Problem requirements —
Print out every line, exactly as written.

Dataset entries on figures
===

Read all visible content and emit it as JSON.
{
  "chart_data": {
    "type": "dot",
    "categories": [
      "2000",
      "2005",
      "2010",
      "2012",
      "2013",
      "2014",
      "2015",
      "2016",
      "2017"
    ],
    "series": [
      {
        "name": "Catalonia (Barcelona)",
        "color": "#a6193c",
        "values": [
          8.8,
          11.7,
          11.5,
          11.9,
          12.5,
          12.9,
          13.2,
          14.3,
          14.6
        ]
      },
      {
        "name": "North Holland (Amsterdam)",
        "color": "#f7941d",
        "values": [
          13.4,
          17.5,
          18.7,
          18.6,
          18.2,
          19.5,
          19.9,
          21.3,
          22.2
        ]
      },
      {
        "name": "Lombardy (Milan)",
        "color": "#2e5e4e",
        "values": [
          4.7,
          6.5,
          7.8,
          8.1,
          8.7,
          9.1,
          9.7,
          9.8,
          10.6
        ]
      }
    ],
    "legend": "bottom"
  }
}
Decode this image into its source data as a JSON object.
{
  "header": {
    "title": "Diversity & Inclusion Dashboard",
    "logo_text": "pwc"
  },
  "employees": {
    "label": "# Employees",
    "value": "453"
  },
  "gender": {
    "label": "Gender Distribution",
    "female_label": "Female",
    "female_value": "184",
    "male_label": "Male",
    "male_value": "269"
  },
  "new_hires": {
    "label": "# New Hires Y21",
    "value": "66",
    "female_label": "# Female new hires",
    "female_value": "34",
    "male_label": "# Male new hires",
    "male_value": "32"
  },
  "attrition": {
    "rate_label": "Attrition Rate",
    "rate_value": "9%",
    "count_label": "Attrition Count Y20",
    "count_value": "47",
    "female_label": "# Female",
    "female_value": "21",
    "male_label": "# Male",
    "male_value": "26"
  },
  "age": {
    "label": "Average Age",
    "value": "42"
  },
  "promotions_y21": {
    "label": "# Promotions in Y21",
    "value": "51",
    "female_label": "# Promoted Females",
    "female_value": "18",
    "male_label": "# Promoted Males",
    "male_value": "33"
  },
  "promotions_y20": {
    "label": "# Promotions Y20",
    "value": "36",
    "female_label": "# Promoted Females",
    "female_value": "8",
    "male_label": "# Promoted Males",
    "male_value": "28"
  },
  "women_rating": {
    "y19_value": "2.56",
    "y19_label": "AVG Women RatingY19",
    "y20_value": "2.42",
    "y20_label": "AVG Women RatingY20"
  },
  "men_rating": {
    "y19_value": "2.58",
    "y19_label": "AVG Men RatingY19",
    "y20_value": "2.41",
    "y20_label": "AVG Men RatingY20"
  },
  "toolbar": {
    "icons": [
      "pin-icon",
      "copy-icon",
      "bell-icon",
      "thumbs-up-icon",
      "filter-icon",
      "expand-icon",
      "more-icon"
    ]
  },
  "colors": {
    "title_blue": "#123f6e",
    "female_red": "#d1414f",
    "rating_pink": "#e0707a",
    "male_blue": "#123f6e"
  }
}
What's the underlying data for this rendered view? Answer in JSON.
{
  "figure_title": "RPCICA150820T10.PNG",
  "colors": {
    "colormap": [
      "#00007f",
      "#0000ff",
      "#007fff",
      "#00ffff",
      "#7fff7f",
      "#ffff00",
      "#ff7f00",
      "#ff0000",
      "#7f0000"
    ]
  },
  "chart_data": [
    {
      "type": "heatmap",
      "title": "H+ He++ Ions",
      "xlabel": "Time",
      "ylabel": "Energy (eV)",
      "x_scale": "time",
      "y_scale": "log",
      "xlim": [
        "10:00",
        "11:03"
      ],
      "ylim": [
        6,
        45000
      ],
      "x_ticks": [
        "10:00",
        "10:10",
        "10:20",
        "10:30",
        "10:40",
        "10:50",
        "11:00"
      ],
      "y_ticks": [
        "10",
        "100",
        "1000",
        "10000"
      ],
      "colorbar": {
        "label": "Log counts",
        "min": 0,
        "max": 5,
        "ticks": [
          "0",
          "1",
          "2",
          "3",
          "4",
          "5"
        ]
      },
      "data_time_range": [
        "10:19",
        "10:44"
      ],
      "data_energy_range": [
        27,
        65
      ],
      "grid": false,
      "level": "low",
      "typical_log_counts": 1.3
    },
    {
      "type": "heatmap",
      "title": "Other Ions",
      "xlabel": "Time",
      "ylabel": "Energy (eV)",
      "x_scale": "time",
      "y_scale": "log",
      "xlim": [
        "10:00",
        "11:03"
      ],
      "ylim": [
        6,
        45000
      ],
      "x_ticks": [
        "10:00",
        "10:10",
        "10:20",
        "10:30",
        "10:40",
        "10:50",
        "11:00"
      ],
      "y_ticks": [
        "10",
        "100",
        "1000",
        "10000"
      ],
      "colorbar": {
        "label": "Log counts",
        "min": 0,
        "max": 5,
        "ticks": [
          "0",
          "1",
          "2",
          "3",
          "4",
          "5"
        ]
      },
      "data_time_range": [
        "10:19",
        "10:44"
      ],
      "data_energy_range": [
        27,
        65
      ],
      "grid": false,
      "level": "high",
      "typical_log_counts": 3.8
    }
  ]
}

===

Result below —
Read all visible content and emit it as JSON.
{
  "chart_data": {
    "type": "dot",
    "categories": [
      "2000",
      "2005",
      "2010",
      "2012",
      "2013",
      "2014",
      "2015",
      "2016",
      "2017"
    ],
    "series": [
      {
        "name": "Catalonia (Barcelona)",
        "color": "#a6193c",
        "values": [
          8.8,
          11.7,
          11.5,
          11.9,
          12.5,
          12.9,
          13.2,
          14.3,
          14.6
        ]
      },
      {
        "name": "North Holland (Amsterdam)",
        "color": "#f7941d",
        "values": [
          13.4,
          17.5,
          18.7,
          18.6,
          18.2,
          19.5,
          19.9,
          21.3,
          22.2
        ]
      },
      {
        "name": "Lombardy (Milan)",
        "color": "#2e5e4e",
        "values": [
          4.7,
          6.5,
          7.8,
          8.1,
          8.7,
          9.1,
          9.7,
          9.8,
          10.6
        ]
      }
    ],
    "legend": "bottom"
  }
}
Decode this image into its source data as a JSON object.
{
  "header": {
    "title": "Diversity & Inclusion Dashboard",
    "logo_text": "pwc"
  },
  "employees": {
    "label": "# Employees",
    "value": "453"
  },
  "gender": {
    "label": "Gender Distribution",
    "female_label": "Female",
    "female_value": "184",
    "male_label": "Male",
    "male_value": "269"
  },
  "new_hires": {
    "label": "# New Hires Y21",
    "value": "66",
    "female_label": "# Female new hires",
    "female_value": "34",
    "male_label": "# Male new hires",
    "male_value": "32"
  },
  "attrition": {
    "rate_label": "Attrition Rate",
    "rate_value": "9%",
    "count_label": "Attrition Count Y20",
    "count_value": "47",
    "female_label": "# Female",
    "female_value": "21",
    "male_label": "# Male",
    "male_value": "26"
  },
  "age": {
    "label": "Average Age",
    "value": "42"
  },
  "promotions_y21": {
    "label": "# Promotions in Y21",
    "value": "51",
    "female_label": "# Promoted Females",
    "female_value": "18",
    "male_label": "# Promoted Males",
    "male_value": "33"
  },
  "promotions_y20": {
    "label": "# Promotions Y20",
    "value": "36",
    "female_label": "# Promoted Females",
    "female_value": "8",
    "male_label": "# Promoted Males",
    "male_value": "28"
  },
  "women_rating": {
    "y19_value": "2.56",
    "y19_label": "AVG Women RatingY19",
    "y20_value": "2.42",
    "y20_label": "AVG Women RatingY20"
  },
  "men_rating": {
    "y19_value": "2.58",
    "y19_label": "AVG Men RatingY19",
    "y20_value": "2.41",
    "y20_label": "AVG Men RatingY20"
  },
  "toolbar": {
    "icons": [
      "pin-icon",
      "copy-icon",
      "bell-icon",
      "thumbs-up-icon",
      "filter-icon",
      "expand-icon",
      "more-icon"
    ]
  },
  "colors": {
    "title_blue": "#123f6e",
    "female_red": "#d1414f",
    "rating_pink": "#e0707a",
    "male_blue": "#123f6e"
  }
}
What's the underlying data for this rendered view? Answer in JSON.
{
  "figure_title": "RPCICA150820T10.PNG",
  "colors": {
    "colormap": [
      "#00007f",
      "#0000ff",
      "#007fff",
      "#00ffff",
      "#7fff7f",
      "#ffff00",
      "#ff7f00",
      "#ff0000",
      "#7f0000"
    ]
  },
  "chart_data": [
    {
      "type": "heatmap",
      "title": "H+ He++ Ions",
      "xlabel": "Time",
      "ylabel": "Energy (eV)",
      "x_scale": "time",
      "y_scale": "log",
      "xlim": [
        "10:00",
        "11:03"
      ],
      "ylim": [
        6,
        45000
      ],
      "x_ticks": [
        "10:00",
        "10:10",
        "10:20",
        "10:30",
        "10:40",
        "10:50",
        "11:00"
      ],
      "y_ticks": [
        "10",
        "100",
        "1000",
        "10000"
      ],
      "colorbar": {
        "label": "Log counts",
        "min": 0,
        "max": 5,
        "ticks": [
          "0",
          "1",
          "2",
          "3",
          "4",
          "5"
        ]
      },
      "data_time_range": [
        "10:19",
        "10:44"
      ],
      "data_energy_range": [
        27,
        65
      ],
      "grid": false,
      "level": "low",
      "typical_log_counts": 1.3
    },
    {
      "type": "heatmap",
      "title": "Other Ions",
      "xlabel": "Time",
      "ylabel": "Energy (eV)",
      "x_scale": "time",
      "y_scale": "log",
      "xlim": [
        "10:00",
        "11:03"
      ],
      "ylim": [
        6,
        45000
      ],
      "x_ticks": [
        "10:00",
        "10:10",
        "10:20",
        "10:30",
        "10:40",
        "10:50",
        "11:00"
      ],
      "y_ticks": [
        "10",
        "100",
        "1000",
        "10000"
      ],
      "colorbar": {
        "label": "Log counts",
        "min": 0,
        "max": 5,
        "ticks": [
          "0",
          "1",
          "2",
          "3",
          "4",
          "5"
        ]
      },
      "data_time_range": [
        "10:19",
        "10:44"
      ],
      "data_energy_range": [
        27,
        65
      ],
      "grid": false,
      "level": "high",
      "typical_log_counts": 3.8
    }
  ]
}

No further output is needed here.